━━━ Material provided

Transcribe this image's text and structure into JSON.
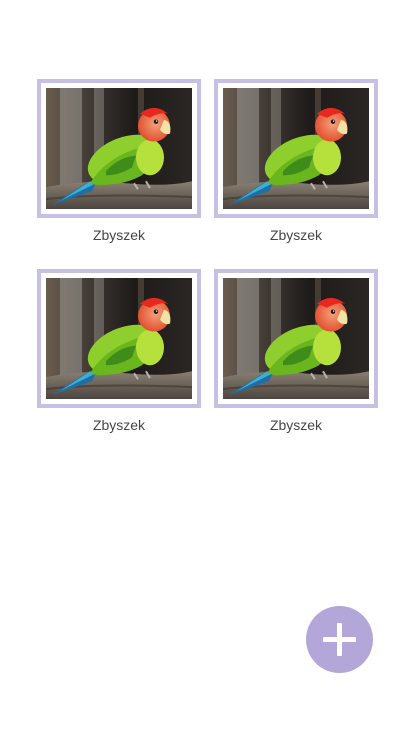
{
  "gallery": {
    "items": [
      {
        "label": "Zbyszek",
        "image": "lovebird-parrot-photo"
      },
      {
        "label": "Zbyszek",
        "image": "lovebird-parrot-photo"
      },
      {
        "label": "Zbyszek",
        "image": "lovebird-parrot-photo"
      },
      {
        "label": "Zbyszek",
        "image": "lovebird-parrot-photo"
      }
    ]
  },
  "fab": {
    "icon": "plus-icon"
  },
  "colors": {
    "frame": "#c8c0e4",
    "fab": "#b3a6d8",
    "caption": "#454545"
  }
}
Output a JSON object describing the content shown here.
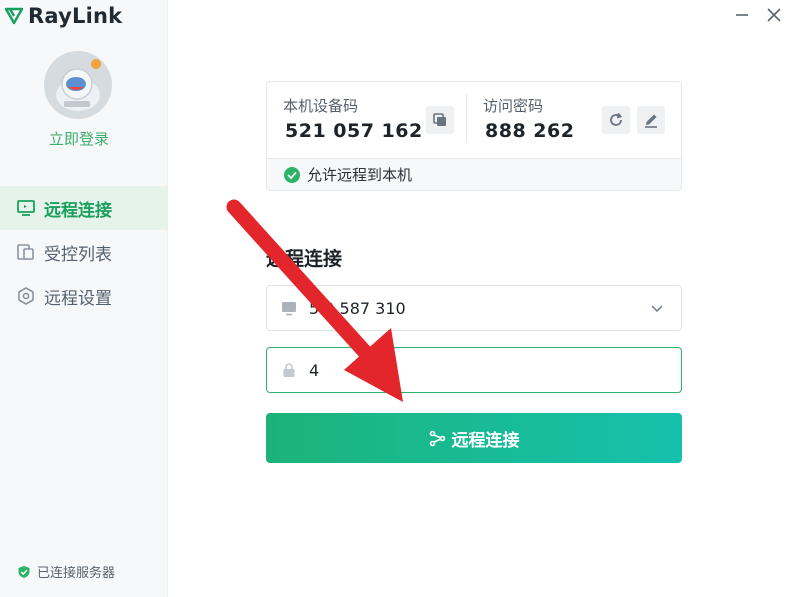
{
  "app": {
    "name": "RayLink"
  },
  "sidebar": {
    "login_label": "立即登录",
    "items": [
      {
        "label": "远程连接",
        "icon": "monitor-icon",
        "active": true
      },
      {
        "label": "受控列表",
        "icon": "devices-icon",
        "active": false
      },
      {
        "label": "远程设置",
        "icon": "settings-hex-icon",
        "active": false
      }
    ],
    "server_status": "已连接服务器"
  },
  "device_card": {
    "device_code_label": "本机设备码",
    "device_code_value": "521 057 162",
    "password_label": "访问密码",
    "password_value": "888 262",
    "allow_remote_label": "允许远程到本机"
  },
  "remote_connect": {
    "title": "远程连接",
    "device_id_value": "5 0 587 310",
    "password_value": "4",
    "button_label": "远程连接"
  },
  "colors": {
    "brand_green": "#19a05e",
    "button_gradient_start": "#1cb37a",
    "button_gradient_end": "#16c1ad",
    "annotation_red": "#e3262c"
  }
}
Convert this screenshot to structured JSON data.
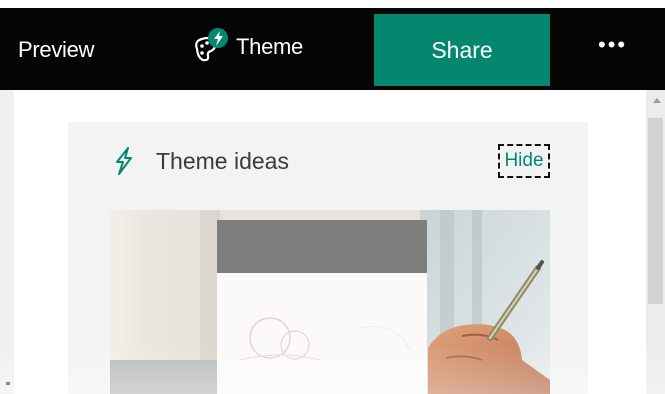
{
  "toolbar": {
    "preview_label": "Preview",
    "theme_label": "Theme",
    "share_label": "Share",
    "more_label": "•••",
    "share_color": "#03876f",
    "background_color": "#050505"
  },
  "theme_panel": {
    "title": "Theme ideas",
    "hide_label": "Hide",
    "icon": "lightning-bolt-icon",
    "accent_color": "#03876f"
  }
}
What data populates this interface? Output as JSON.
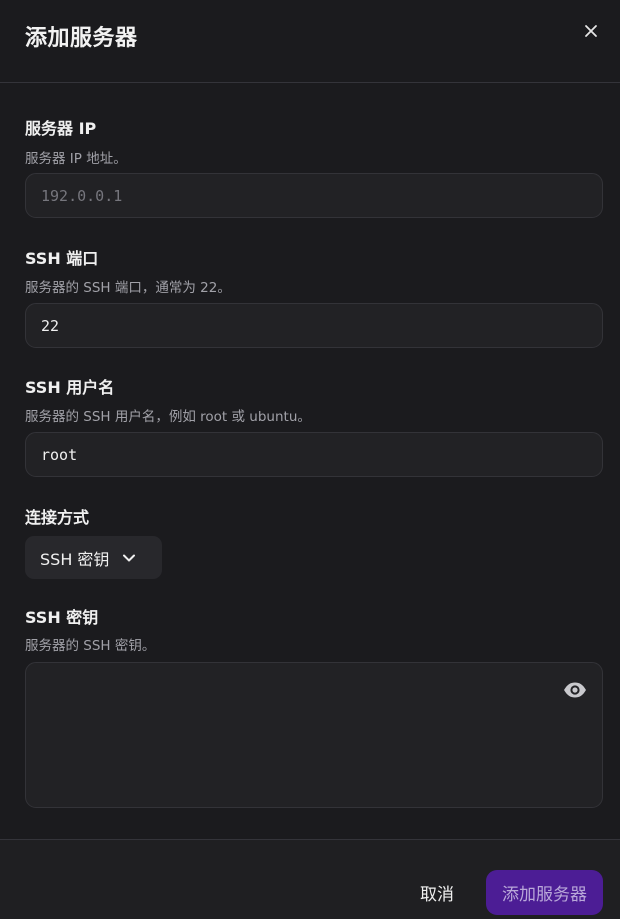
{
  "dialog": {
    "title": "添加服务器",
    "close_icon": "close-icon"
  },
  "fields": {
    "ip": {
      "label": "服务器 IP",
      "description": "服务器 IP 地址。",
      "value": "",
      "placeholder": "192.0.0.1"
    },
    "port": {
      "label": "SSH 端口",
      "description": "服务器的 SSH 端口，通常为 22。",
      "value": "22"
    },
    "username": {
      "label": "SSH 用户名",
      "description": "服务器的 SSH 用户名，例如 root 或 ubuntu。",
      "value": "root"
    },
    "method": {
      "label": "连接方式",
      "selected": "SSH 密钥",
      "icon": "chevron-down-icon"
    },
    "key": {
      "label": "SSH 密钥",
      "description": "服务器的 SSH 密钥。",
      "value": "",
      "icon": "eye-icon"
    }
  },
  "footer": {
    "cancel_label": "取消",
    "submit_label": "添加服务器"
  },
  "colors": {
    "background": "#1b1b1e",
    "input_background": "#222225",
    "accent": "#4c1d95",
    "text_muted": "#a1a1a8"
  }
}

━━━━━━

Transcribe the listing in full. Omit the pictures and keep every line exact.

Answer to the exercise:
Transcribe this image's text and structure into JSON.
{
  "gallery": {
    "items": [
      {
        "label": "Zbyszek",
        "image": "lovebird-parrot-photo"
      },
      {
        "label": "Zbyszek",
        "image": "lovebird-parrot-photo"
      },
      {
        "label": "Zbyszek",
        "image": "lovebird-parrot-photo"
      },
      {
        "label": "Zbyszek",
        "image": "lovebird-parrot-photo"
      }
    ]
  },
  "fab": {
    "icon": "plus-icon"
  },
  "colors": {
    "frame": "#c8c0e4",
    "fab": "#b3a6d8",
    "caption": "#454545"
  }
}
Output a JSON object describing the content shown here.
{
  "app": {
    "name": "RayLink"
  },
  "sidebar": {
    "login_label": "立即登录",
    "items": [
      {
        "label": "远程连接",
        "icon": "monitor-icon",
        "active": true
      },
      {
        "label": "受控列表",
        "icon": "devices-icon",
        "active": false
      },
      {
        "label": "远程设置",
        "icon": "settings-hex-icon",
        "active": false
      }
    ],
    "server_status": "已连接服务器"
  },
  "device_card": {
    "device_code_label": "本机设备码",
    "device_code_value": "521 057 162",
    "password_label": "访问密码",
    "password_value": "888 262",
    "allow_remote_label": "允许远程到本机"
  },
  "remote_connect": {
    "title": "远程连接",
    "device_id_value": "5 0 587 310",
    "password_value": "4",
    "button_label": "远程连接"
  },
  "colors": {
    "brand_green": "#19a05e",
    "button_gradient_start": "#1cb37a",
    "button_gradient_end": "#16c1ad",
    "annotation_red": "#e3262c"
  }
}
Convert this screenshot to structured JSON data.
{
  "toolbar": {
    "preview_label": "Preview",
    "theme_label": "Theme",
    "share_label": "Share",
    "more_label": "•••",
    "share_color": "#03876f",
    "background_color": "#050505"
  },
  "theme_panel": {
    "title": "Theme ideas",
    "hide_label": "Hide",
    "icon": "lightning-bolt-icon",
    "accent_color": "#03876f"
  }
}
What data populates this interface? Output as JSON.
{
  "dialog": {
    "title": "添加服务器",
    "close_icon": "close-icon"
  },
  "fields": {
    "ip": {
      "label": "服务器 IP",
      "description": "服务器 IP 地址。",
      "value": "",
      "placeholder": "192.0.0.1"
    },
    "port": {
      "label": "SSH 端口",
      "description": "服务器的 SSH 端口，通常为 22。",
      "value": "22"
    },
    "username": {
      "label": "SSH 用户名",
      "description": "服务器的 SSH 用户名，例如 root 或 ubuntu。",
      "value": "root"
    },
    "method": {
      "label": "连接方式",
      "selected": "SSH 密钥",
      "icon": "chevron-down-icon"
    },
    "key": {
      "label": "SSH 密钥",
      "description": "服务器的 SSH 密钥。",
      "value": "",
      "icon": "eye-icon"
    }
  },
  "footer": {
    "cancel_label": "取消",
    "submit_label": "添加服务器"
  },
  "colors": {
    "background": "#1b1b1e",
    "input_background": "#222225",
    "accent": "#4c1d95",
    "text_muted": "#a1a1a8"
  }
}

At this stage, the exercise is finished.